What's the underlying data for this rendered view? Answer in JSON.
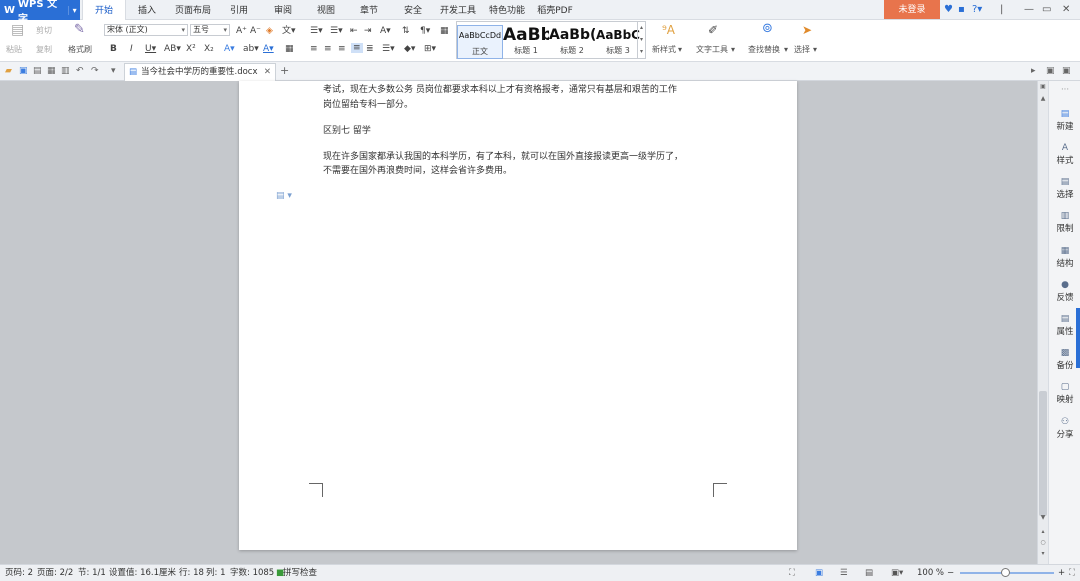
{
  "app": {
    "name": "WPS 文字",
    "login": "未登录"
  },
  "menu": {
    "tabs": [
      "开始",
      "插入",
      "页面布局",
      "引用",
      "审阅",
      "视图",
      "章节",
      "安全",
      "开发工具",
      "特色功能",
      "稻壳PDF"
    ],
    "active": "开始"
  },
  "ribbon": {
    "paste": "粘贴",
    "cut": "剪切",
    "copy": "复制",
    "format_painter": "格式刷",
    "font_name": "宋体 (正文)",
    "font_size": "五号",
    "styles": [
      {
        "preview": "AaBbCcDd",
        "name": "正文"
      },
      {
        "preview": "AaBb",
        "name": "标题 1"
      },
      {
        "preview": "AaBb(",
        "name": "标题 2"
      },
      {
        "preview": "AaBbC",
        "name": "标题 3"
      }
    ],
    "new_style": "新样式",
    "text_tools": "文字工具",
    "find_replace": "查找替换",
    "select": "选择"
  },
  "document": {
    "tab_name": "当今社会中学历的重要性.docx",
    "lines": [
      "考试，现在大多数公务 员岗位都要求本科以上才有资格报考，通常只有基层和艰苦的工作",
      "岗位留给专科一部分。",
      "区别七 留学",
      "现在许多国家都承认我国的本科学历，有了本科，就可以在国外直接报读更高一级学历了，",
      "不需要在国外再浪费时间，这样会省许多费用。"
    ]
  },
  "right_panel": [
    "新建",
    "样式",
    "选择",
    "限制",
    "结构",
    "反馈",
    "属性",
    "备份",
    "映射",
    "分享"
  ],
  "status": {
    "page_num": "页码: 2",
    "pages": "页面: 2/2",
    "section": "节: 1/1",
    "setting": "设置值: 16.1厘米",
    "row": "行: 18",
    "col": "列: 1",
    "words": "字数: 1085",
    "spell": "拼写检查",
    "zoom": "100 %"
  },
  "colors": {
    "accent": "#2a6fd6",
    "login": "#e8744c"
  }
}
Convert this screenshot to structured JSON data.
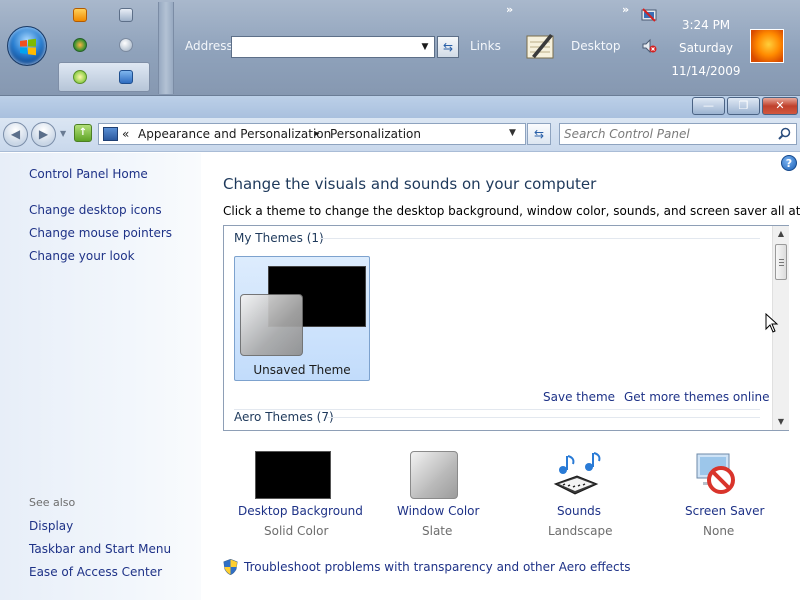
{
  "taskbar": {
    "address_label": "Address",
    "address_value": "",
    "links_label": "Links",
    "desktop_label": "Desktop",
    "clock": {
      "time": "3:24 PM",
      "day": "Saturday",
      "date": "11/14/2009"
    }
  },
  "window": {
    "minimize_glyph": "—",
    "maximize_glyph": "❐",
    "close_glyph": "✕"
  },
  "nav": {
    "breadcrumb_prefix": "«",
    "breadcrumb": [
      "Appearance and Personalization",
      "Personalization"
    ],
    "breadcrumb_sep": "▸",
    "search_placeholder": "Search Control Panel"
  },
  "sidebar": {
    "home": "Control Panel Home",
    "tasks": [
      "Change desktop icons",
      "Change mouse pointers",
      "Change your look"
    ],
    "see_also_label": "See also",
    "see_also": [
      "Display",
      "Taskbar and Start Menu",
      "Ease of Access Center"
    ]
  },
  "main": {
    "title": "Change the visuals and sounds on your computer",
    "description": "Click a theme to change the desktop background, window color, sounds, and screen saver all at once.",
    "help_glyph": "?",
    "groups": [
      {
        "header": "My Themes (1)"
      },
      {
        "header": "Aero Themes (7)"
      }
    ],
    "selected_theme": "Unsaved Theme",
    "save_theme_link": "Save theme",
    "more_themes_link": "Get more themes online"
  },
  "settings": [
    {
      "label": "Desktop Background",
      "value": "Solid Color",
      "icon": "desktop-background-swatch",
      "color": "#000000"
    },
    {
      "label": "Window Color",
      "value": "Slate",
      "icon": "window-color-swatch",
      "color": "#c8c8c8"
    },
    {
      "label": "Sounds",
      "value": "Landscape",
      "icon": "music-notes-icon",
      "color": "#2a7bd6"
    },
    {
      "label": "Screen Saver",
      "value": "None",
      "icon": "no-screensaver-icon",
      "color": "#d9342b"
    }
  ],
  "troubleshoot_link": "Troubleshoot problems with transparency and other Aero effects",
  "colors": {
    "link": "#1e3287",
    "title": "#1e395b",
    "selection": "#c2dcfb"
  }
}
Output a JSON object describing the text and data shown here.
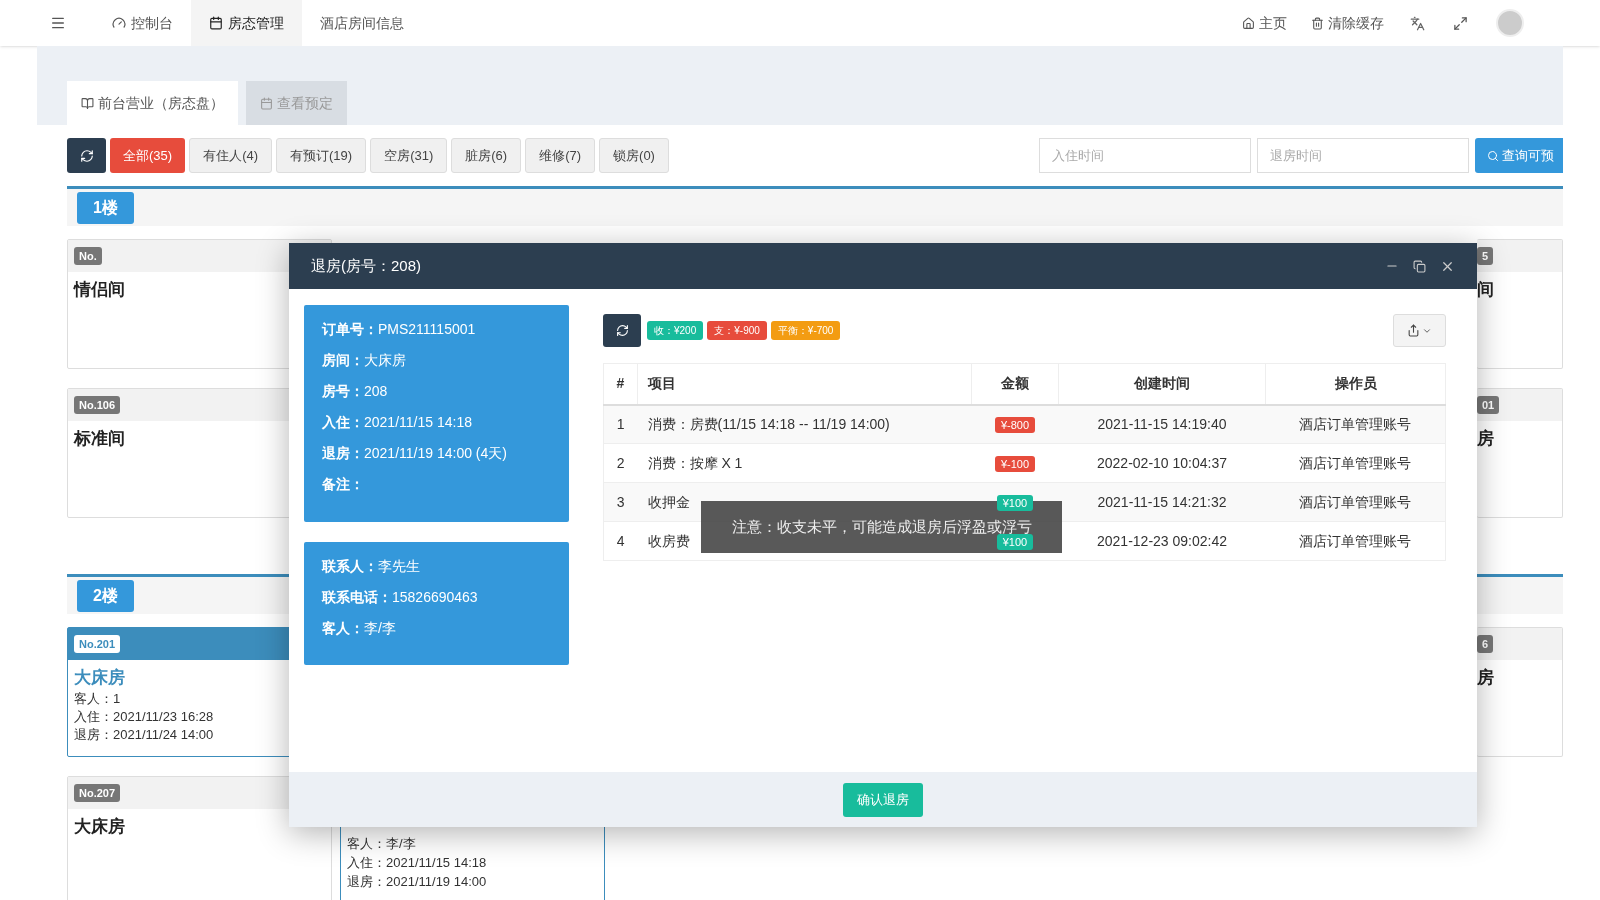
{
  "nav": {
    "items": [
      {
        "label": "控制台",
        "selected": false
      },
      {
        "label": "房态管理",
        "selected": true
      },
      {
        "label": "酒店房间信息",
        "selected": false
      }
    ],
    "right": [
      {
        "label": "主页"
      },
      {
        "label": "清除缓存"
      }
    ]
  },
  "page_tabs": [
    {
      "label": "前台营业（房态盘）",
      "selected": true
    },
    {
      "label": "查看预定",
      "selected": false
    }
  ],
  "filters": [
    {
      "label": "全部(35)",
      "selected": true
    },
    {
      "label": "有住人(4)",
      "selected": false
    },
    {
      "label": "有预订(19)",
      "selected": false
    },
    {
      "label": "空房(31)",
      "selected": false
    },
    {
      "label": "脏房(6)",
      "selected": false
    },
    {
      "label": "维修(7)",
      "selected": false
    },
    {
      "label": "锁房(0)",
      "selected": false
    }
  ],
  "date_fields": [
    {
      "placeholder": "入住时间"
    },
    {
      "placeholder": "退房时间"
    }
  ],
  "search_button": "查询可预",
  "floors": [
    {
      "label": "1楼",
      "rows": [
        {
          "left": {
            "number": "No.",
            "title": "情侣间",
            "occupied": false
          },
          "right": {
            "number": "5",
            "title": "间",
            "occupied": false
          }
        },
        {
          "left": {
            "number": "No.106",
            "title": "标准间",
            "occupied": false
          },
          "right": {
            "number": "01",
            "title": "房",
            "occupied": false
          }
        }
      ]
    },
    {
      "label": "2楼",
      "rows": [
        {
          "left": {
            "number": "No.201",
            "title": "大床房",
            "occupied": true,
            "lines": [
              "客人：1",
              "入住：2021/11/23 16:28",
              "退房：2021/11/24 14:00"
            ]
          },
          "right": {
            "number": "6",
            "title": "房",
            "occupied": false
          }
        },
        {
          "left": {
            "number": "No.207",
            "title": "大床房",
            "occupied": false
          },
          "middle": {
            "occupied": true,
            "lines": [
              "客人：李/李",
              "入住：2021/11/15 14:18",
              "退房：2021/11/19 14:00"
            ]
          }
        }
      ]
    }
  ],
  "modal": {
    "title": "退房(房号：208)",
    "order_panel": [
      "**订单号：**PMS211115001",
      "**房间：**大床房",
      "**房号：**208",
      "**入住：**2021/11/15 14:18",
      "**退房：**2021/11/19 14:00 (4天)",
      "**备注：**"
    ],
    "contact_panel": [
      "**联系人：**李先生",
      "**联系电话：**15826690463",
      "**客人：**李/李"
    ],
    "totals": [
      {
        "text": "收：¥200",
        "kind": "income"
      },
      {
        "text": "支：¥-900",
        "kind": "expense"
      },
      {
        "text": "平衡：¥-700",
        "kind": "balance"
      }
    ],
    "table": {
      "columns": [
        "#",
        "项目",
        "金额",
        "创建时间",
        "操作员"
      ],
      "rows": [
        {
          "index": "1",
          "item": "消费：房费(11/15 14:18 -- 11/19 14:00)",
          "amount": "¥-800",
          "kind": "expense",
          "created": "2021-11-15 14:19:40",
          "operator": "酒店订单管理账号"
        },
        {
          "index": "2",
          "item": "消费：按摩 X 1",
          "amount": "¥-100",
          "kind": "expense",
          "created": "2022-02-10 10:04:37",
          "operator": "酒店订单管理账号"
        },
        {
          "index": "3",
          "item": "收押金",
          "amount": "¥100",
          "kind": "income",
          "created": "2021-11-15 14:21:32",
          "operator": "酒店订单管理账号"
        },
        {
          "index": "4",
          "item": "收房费",
          "amount": "¥100",
          "kind": "income",
          "created": "2021-12-23 09:02:42",
          "operator": "酒店订单管理账号"
        }
      ]
    },
    "toast": "注意：收支未平，可能造成退房后浮盈或浮亏",
    "confirm_button": "确认退房"
  }
}
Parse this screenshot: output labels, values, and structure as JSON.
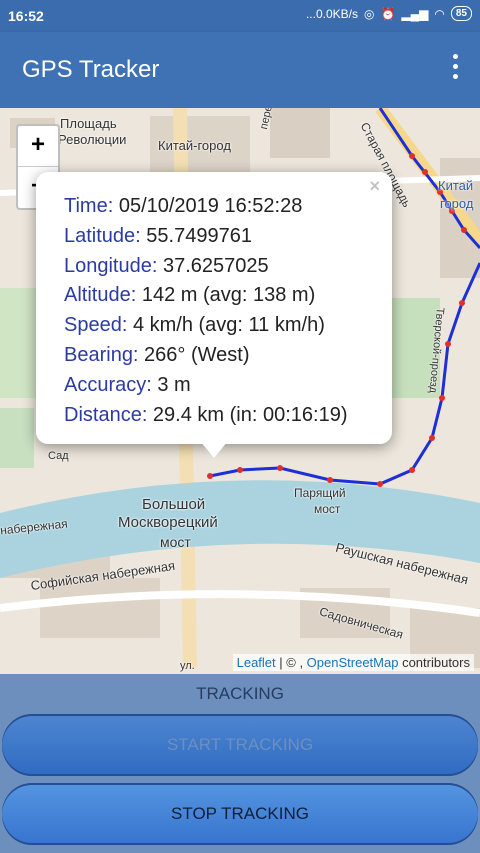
{
  "status_bar": {
    "time": "16:52",
    "net_speed": "...0.0KB/s",
    "battery": "85"
  },
  "app_bar": {
    "title": "GPS Tracker"
  },
  "map": {
    "zoom_in_label": "+",
    "zoom_out_label": "−",
    "labels": {
      "ploshchad": "Площадь",
      "revolyutsii": "Революции",
      "kitay_gorod": "Китай-город",
      "pereulok": "переулок",
      "staraya": "Старая площадь",
      "kitay_right": "Китай",
      "gorod_right": "город",
      "tversk": "Тверской-проезд",
      "sad": "Сад",
      "bolshoy": "Большой",
      "moskvoretsky": "Москворецкий",
      "most": "мост",
      "paryashchiy": "Парящий",
      "most2": "мост",
      "naberezhnaya_left": "набережная",
      "sofiyskaya": "Софийская набережная",
      "raushskaya": "Раушская набережная",
      "sadovnicheskaya": "Садовническая",
      "ulitsa": "ул."
    },
    "attribution": {
      "leaflet": "Leaflet",
      "separator": " | © , ",
      "osm": "OpenStreetMap",
      "contributors": " contributors"
    },
    "popup": {
      "close": "×",
      "rows": [
        {
          "key": "Time:",
          "value": " 05/10/2019 16:52:28"
        },
        {
          "key": "Latitude:",
          "value": " 55.7499761"
        },
        {
          "key": "Longitude:",
          "value": " 37.6257025"
        },
        {
          "key": "Altitude:",
          "value": " 142 m (avg: 138 m)"
        },
        {
          "key": "Speed:",
          "value": " 4 km/h (avg: 11 km/h)"
        },
        {
          "key": "Bearing:",
          "value": " 266° (West)"
        },
        {
          "key": "Accuracy:",
          "value": " 3 m"
        },
        {
          "key": "Distance:",
          "value": " 29.4 km (in: 00:16:19)"
        }
      ]
    },
    "track_color": "#1e2fd6",
    "point_color": "#e0302a"
  },
  "tracking": {
    "label": "TRACKING",
    "start_label": "START TRACKING",
    "stop_label": "STOP TRACKING"
  }
}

▸ **THE PROBLEM**: Gather from the data above every line with the string "your".

▸ **OUTPUT OF THE TASK**:
      "Change your look"
    "title": "Change the visuals and sounds on your computer",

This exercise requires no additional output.